§ GIVEN REQUEST: Omit the pictures, please, and give each record below again exactly.

[Entries with figure data]
-*-
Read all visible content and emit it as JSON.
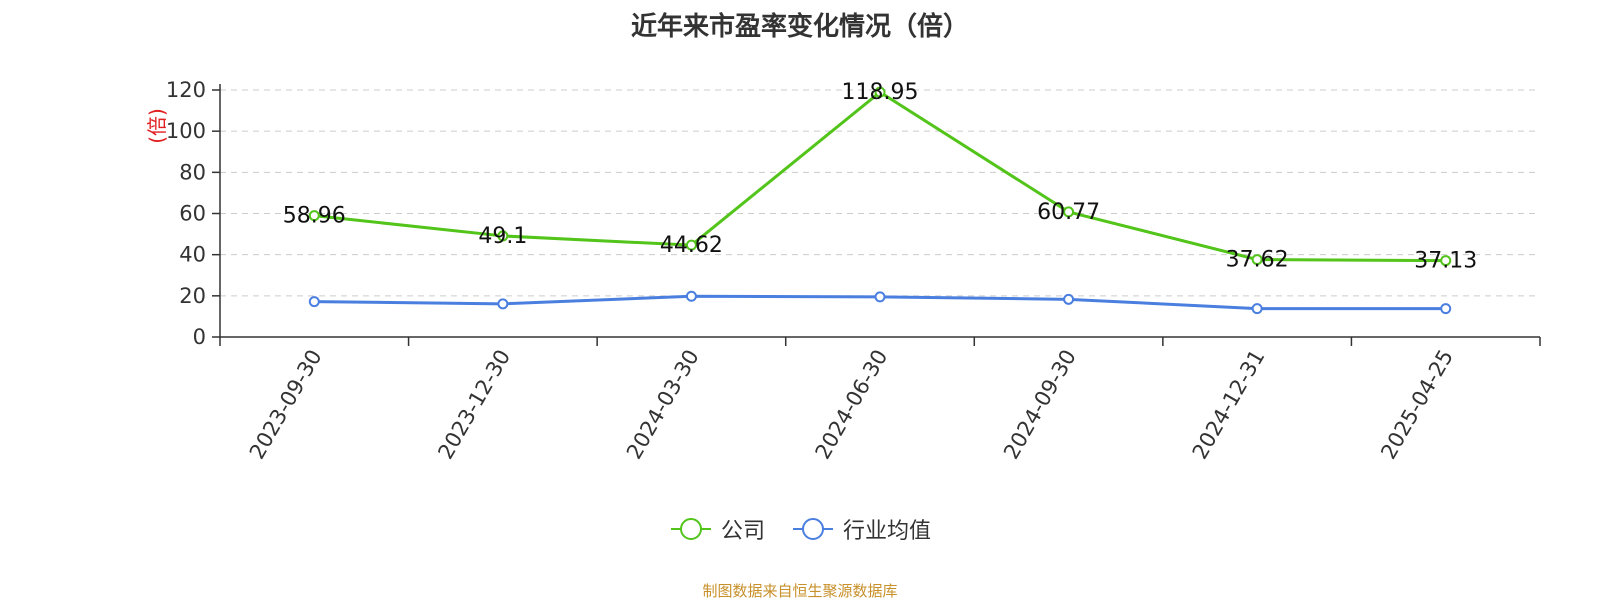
{
  "chart_data": {
    "type": "line",
    "title": "近年来市盈率变化情况（倍）",
    "ylabel": "(倍)",
    "ylim": [
      0,
      120
    ],
    "yticks": [
      0,
      20,
      40,
      60,
      80,
      100,
      120
    ],
    "categories": [
      "2023-09-30",
      "2023-12-30",
      "2024-03-30",
      "2024-06-30",
      "2024-09-30",
      "2024-12-31",
      "2025-04-25"
    ],
    "series": [
      {
        "name": "公司",
        "color": "#52c41a",
        "values": [
          58.96,
          49.1,
          44.62,
          118.95,
          60.77,
          37.62,
          37.13
        ],
        "labels": [
          "58.96",
          "49.1",
          "44.62",
          "118.95",
          "60.77",
          "37.62",
          "37.13"
        ]
      },
      {
        "name": "行业均值",
        "color": "#4a7fe0",
        "values": [
          17.2,
          16.1,
          19.8,
          19.5,
          18.3,
          13.8,
          13.8
        ]
      }
    ],
    "grid": true,
    "legend": "bottom-center"
  },
  "footer": {
    "source": "制图数据来自恒生聚源数据库"
  }
}
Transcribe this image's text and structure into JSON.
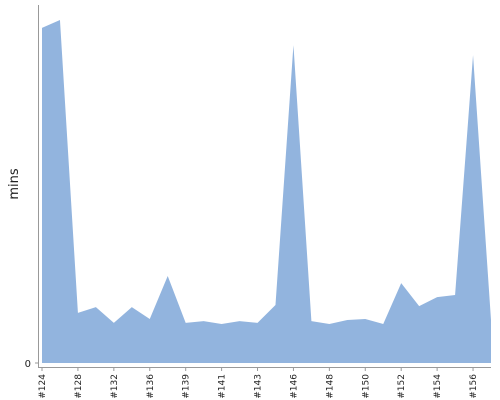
{
  "chart_data": {
    "type": "area",
    "y_label": "mins",
    "color": "#92b4de",
    "categories": [
      "#124",
      null,
      "#128",
      null,
      "#132",
      null,
      "#136",
      null,
      "#139",
      null,
      "#141",
      null,
      "#143",
      null,
      "#146",
      null,
      "#148",
      null,
      "#150",
      null,
      "#152",
      null,
      "#154",
      null,
      "#156",
      null
    ],
    "values": [
      93.6,
      95.8,
      14,
      15.6,
      11.2,
      15.6,
      12.3,
      24.3,
      11.2,
      11.7,
      10.9,
      11.7,
      11.2,
      16.2,
      88.8,
      11.7,
      10.9,
      12,
      12.3,
      10.9,
      22.3,
      15.9,
      18.4,
      19,
      86,
      12
    ],
    "ylim": [
      0,
      100
    ],
    "yticks": [
      0
    ]
  }
}
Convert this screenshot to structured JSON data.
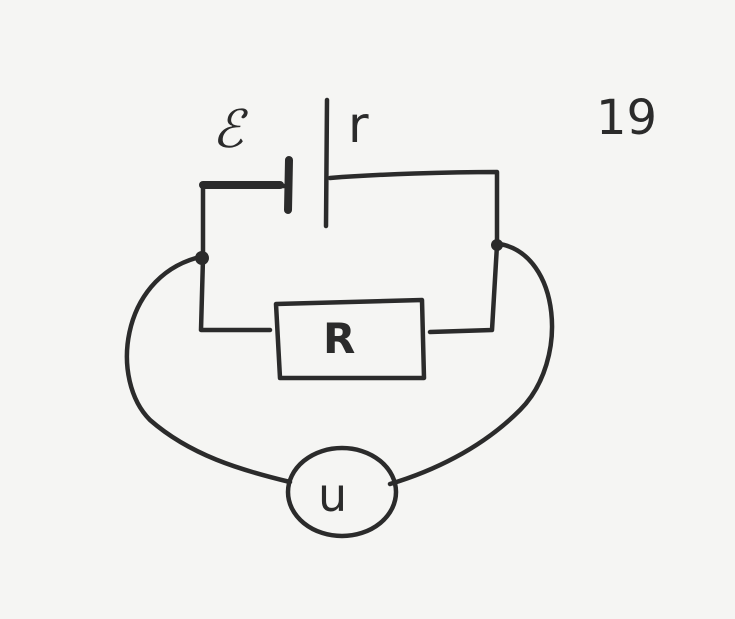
{
  "labels": {
    "emf": "ℰ",
    "internal_resistance": "r",
    "figure_number": "19",
    "resistor": "R",
    "voltmeter": "u"
  },
  "colors": {
    "ink": "#2b2b2b",
    "paper": "#f5f5f3"
  }
}
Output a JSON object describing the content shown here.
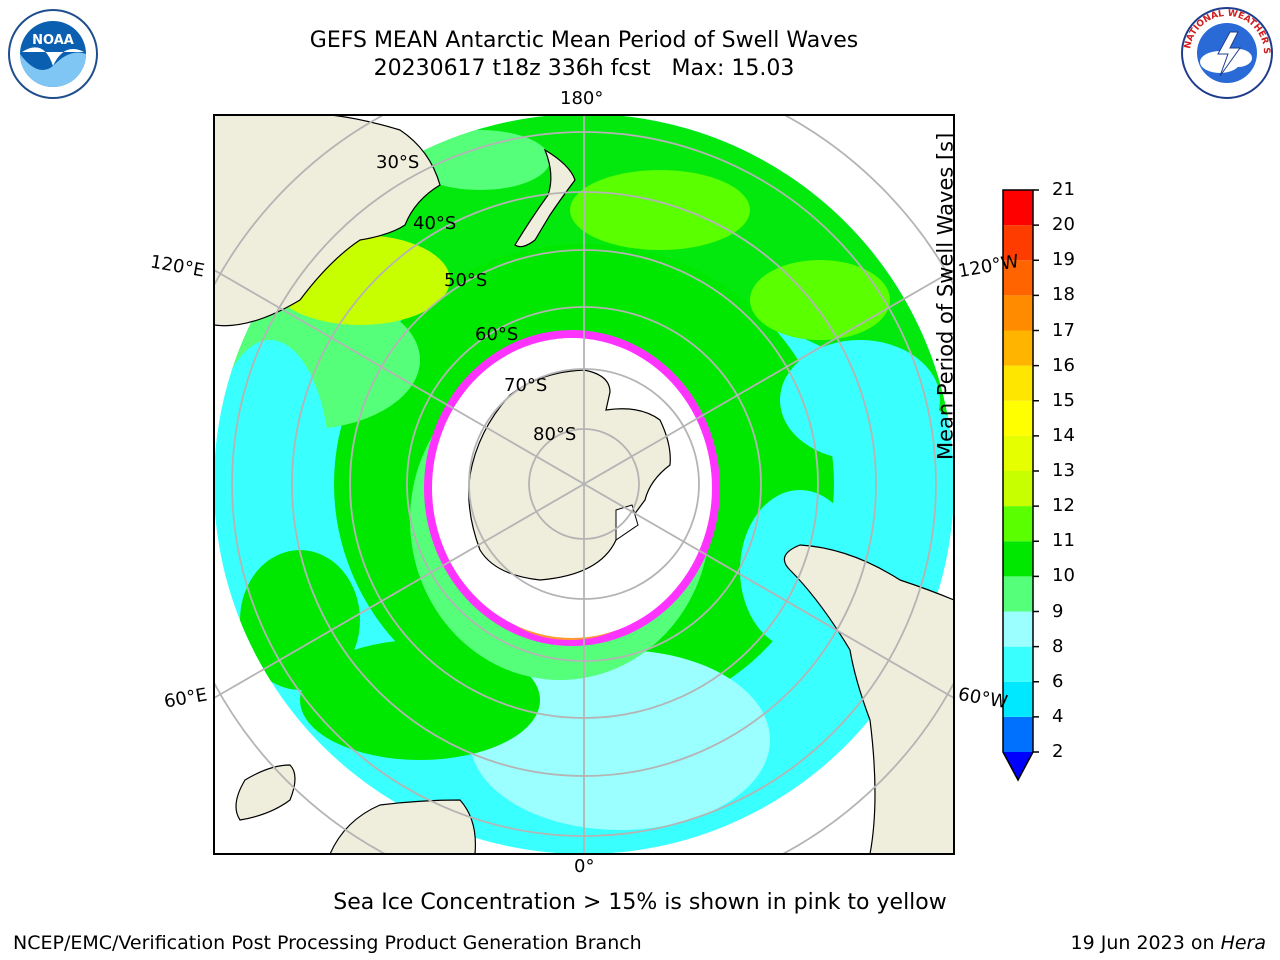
{
  "title": {
    "line1": "GEFS MEAN Antarctic Mean Period of Swell Waves",
    "line2": "20230617 t18z 336h fcst   Max: 15.03"
  },
  "logos": {
    "noaa": {
      "text": "NOAA",
      "ring_text": "NATIONAL OCEANIC AND ATMOSPHERIC ADMINISTRATION · U.S. DEPARTMENT OF COMMERCE"
    },
    "nws": {
      "ring_text": "NATIONAL WEATHER SERVICE"
    }
  },
  "map": {
    "projection": "south-polar-stereographic",
    "longitude_labels": {
      "top": "180°",
      "bottom": "0°",
      "left_upper": "120°E",
      "right_upper": "120°W",
      "left_lower": "60°E",
      "right_lower": "60°W"
    },
    "latitude_labels": [
      "30°S",
      "40°S",
      "50°S",
      "60°S",
      "70°S",
      "80°S"
    ],
    "colors": {
      "land": "#efeddc",
      "ice_shelf": "#ffffff",
      "grid": "#b4b4b4",
      "sea_ice": "#ff33ff"
    }
  },
  "colorbar": {
    "label": "Mean Period of Swell Waves [s]",
    "ticks": [
      "21",
      "20",
      "19",
      "18",
      "17",
      "16",
      "15",
      "14",
      "13",
      "12",
      "11",
      "10",
      "9",
      "8",
      "6",
      "4",
      "2"
    ],
    "bins": [
      {
        "lo": 2,
        "hi": 4,
        "color": "#0070ff"
      },
      {
        "lo": 4,
        "hi": 6,
        "color": "#00e8ff"
      },
      {
        "lo": 6,
        "hi": 8,
        "color": "#3affff"
      },
      {
        "lo": 8,
        "hi": 9,
        "color": "#9cffff"
      },
      {
        "lo": 9,
        "hi": 10,
        "color": "#55ff7a"
      },
      {
        "lo": 10,
        "hi": 11,
        "color": "#00e800"
      },
      {
        "lo": 11,
        "hi": 12,
        "color": "#5aff00"
      },
      {
        "lo": 12,
        "hi": 13,
        "color": "#c8ff00"
      },
      {
        "lo": 13,
        "hi": 14,
        "color": "#e6ff00"
      },
      {
        "lo": 14,
        "hi": 15,
        "color": "#ffff00"
      },
      {
        "lo": 15,
        "hi": 16,
        "color": "#ffe600"
      },
      {
        "lo": 16,
        "hi": 17,
        "color": "#ffb400"
      },
      {
        "lo": 17,
        "hi": 18,
        "color": "#ff8c00"
      },
      {
        "lo": 18,
        "hi": 19,
        "color": "#ff6400"
      },
      {
        "lo": 19,
        "hi": 20,
        "color": "#ff3c00"
      },
      {
        "lo": 20,
        "hi": 21,
        "color": "#ff0000"
      }
    ],
    "under_color": "#0000ff"
  },
  "caption": "Sea Ice Concentration > 15% is shown in pink to yellow",
  "footer": {
    "left": "NCEP/EMC/Verification Post Processing Product Generation Branch",
    "right_date": "19 Jun 2023 on ",
    "right_machine": "Hera"
  }
}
-*-
§ FINAL RESULT:
Read all visible content and emit it as JSON.
{
  "chart_data": {
    "type": "line",
    "title": "近年来市盈率变化情况（倍）",
    "ylabel": "(倍)",
    "ylim": [
      0,
      120
    ],
    "yticks": [
      0,
      20,
      40,
      60,
      80,
      100,
      120
    ],
    "categories": [
      "2023-09-30",
      "2023-12-30",
      "2024-03-30",
      "2024-06-30",
      "2024-09-30",
      "2024-12-31",
      "2025-04-25"
    ],
    "series": [
      {
        "name": "公司",
        "color": "#52c41a",
        "values": [
          58.96,
          49.1,
          44.62,
          118.95,
          60.77,
          37.62,
          37.13
        ],
        "labels": [
          "58.96",
          "49.1",
          "44.62",
          "118.95",
          "60.77",
          "37.62",
          "37.13"
        ]
      },
      {
        "name": "行业均值",
        "color": "#4a7fe0",
        "values": [
          17.2,
          16.1,
          19.8,
          19.5,
          18.3,
          13.8,
          13.8
        ]
      }
    ],
    "grid": true,
    "legend": "bottom-center"
  },
  "footer": {
    "source": "制图数据来自恒生聚源数据库"
  }
}
Transcribe this image's text and structure into JSON.
{
  "chart_data": {
    "type": "area",
    "y_label": "mins",
    "color": "#92b4de",
    "categories": [
      "#124",
      null,
      "#128",
      null,
      "#132",
      null,
      "#136",
      null,
      "#139",
      null,
      "#141",
      null,
      "#143",
      null,
      "#146",
      null,
      "#148",
      null,
      "#150",
      null,
      "#152",
      null,
      "#154",
      null,
      "#156",
      null
    ],
    "values": [
      93.6,
      95.8,
      14,
      15.6,
      11.2,
      15.6,
      12.3,
      24.3,
      11.2,
      11.7,
      10.9,
      11.7,
      11.2,
      16.2,
      88.8,
      11.7,
      10.9,
      12,
      12.3,
      10.9,
      22.3,
      15.9,
      18.4,
      19,
      86,
      12
    ],
    "ylim": [
      0,
      100
    ],
    "yticks": [
      0
    ]
  }
}
Convert this screenshot to structured JSON data.
{
  "labels": {
    "emf": "ℰ",
    "internal_resistance": "r",
    "figure_number": "19",
    "resistor": "R",
    "voltmeter": "u"
  },
  "colors": {
    "ink": "#2b2b2b",
    "paper": "#f5f5f3"
  }
}
Output a JSON object describing the content shown here.
{
  "title": {
    "line1": "GEFS MEAN Antarctic Mean Period of Swell Waves",
    "line2": "20230617 t18z 336h fcst   Max: 15.03"
  },
  "logos": {
    "noaa": {
      "text": "NOAA",
      "ring_text": "NATIONAL OCEANIC AND ATMOSPHERIC ADMINISTRATION · U.S. DEPARTMENT OF COMMERCE"
    },
    "nws": {
      "ring_text": "NATIONAL WEATHER SERVICE"
    }
  },
  "map": {
    "projection": "south-polar-stereographic",
    "longitude_labels": {
      "top": "180°",
      "bottom": "0°",
      "left_upper": "120°E",
      "right_upper": "120°W",
      "left_lower": "60°E",
      "right_lower": "60°W"
    },
    "latitude_labels": [
      "30°S",
      "40°S",
      "50°S",
      "60°S",
      "70°S",
      "80°S"
    ],
    "colors": {
      "land": "#efeddc",
      "ice_shelf": "#ffffff",
      "grid": "#b4b4b4",
      "sea_ice": "#ff33ff"
    }
  },
  "colorbar": {
    "label": "Mean Period of Swell Waves [s]",
    "ticks": [
      "21",
      "20",
      "19",
      "18",
      "17",
      "16",
      "15",
      "14",
      "13",
      "12",
      "11",
      "10",
      "9",
      "8",
      "6",
      "4",
      "2"
    ],
    "bins": [
      {
        "lo": 2,
        "hi": 4,
        "color": "#0070ff"
      },
      {
        "lo": 4,
        "hi": 6,
        "color": "#00e8ff"
      },
      {
        "lo": 6,
        "hi": 8,
        "color": "#3affff"
      },
      {
        "lo": 8,
        "hi": 9,
        "color": "#9cffff"
      },
      {
        "lo": 9,
        "hi": 10,
        "color": "#55ff7a"
      },
      {
        "lo": 10,
        "hi": 11,
        "color": "#00e800"
      },
      {
        "lo": 11,
        "hi": 12,
        "color": "#5aff00"
      },
      {
        "lo": 12,
        "hi": 13,
        "color": "#c8ff00"
      },
      {
        "lo": 13,
        "hi": 14,
        "color": "#e6ff00"
      },
      {
        "lo": 14,
        "hi": 15,
        "color": "#ffff00"
      },
      {
        "lo": 15,
        "hi": 16,
        "color": "#ffe600"
      },
      {
        "lo": 16,
        "hi": 17,
        "color": "#ffb400"
      },
      {
        "lo": 17,
        "hi": 18,
        "color": "#ff8c00"
      },
      {
        "lo": 18,
        "hi": 19,
        "color": "#ff6400"
      },
      {
        "lo": 19,
        "hi": 20,
        "color": "#ff3c00"
      },
      {
        "lo": 20,
        "hi": 21,
        "color": "#ff0000"
      }
    ],
    "under_color": "#0000ff"
  },
  "caption": "Sea Ice Concentration > 15% is shown in pink to yellow",
  "footer": {
    "left": "NCEP/EMC/Verification Post Processing Product Generation Branch",
    "right_date": "19 Jun 2023 on ",
    "right_machine": "Hera"
  }
}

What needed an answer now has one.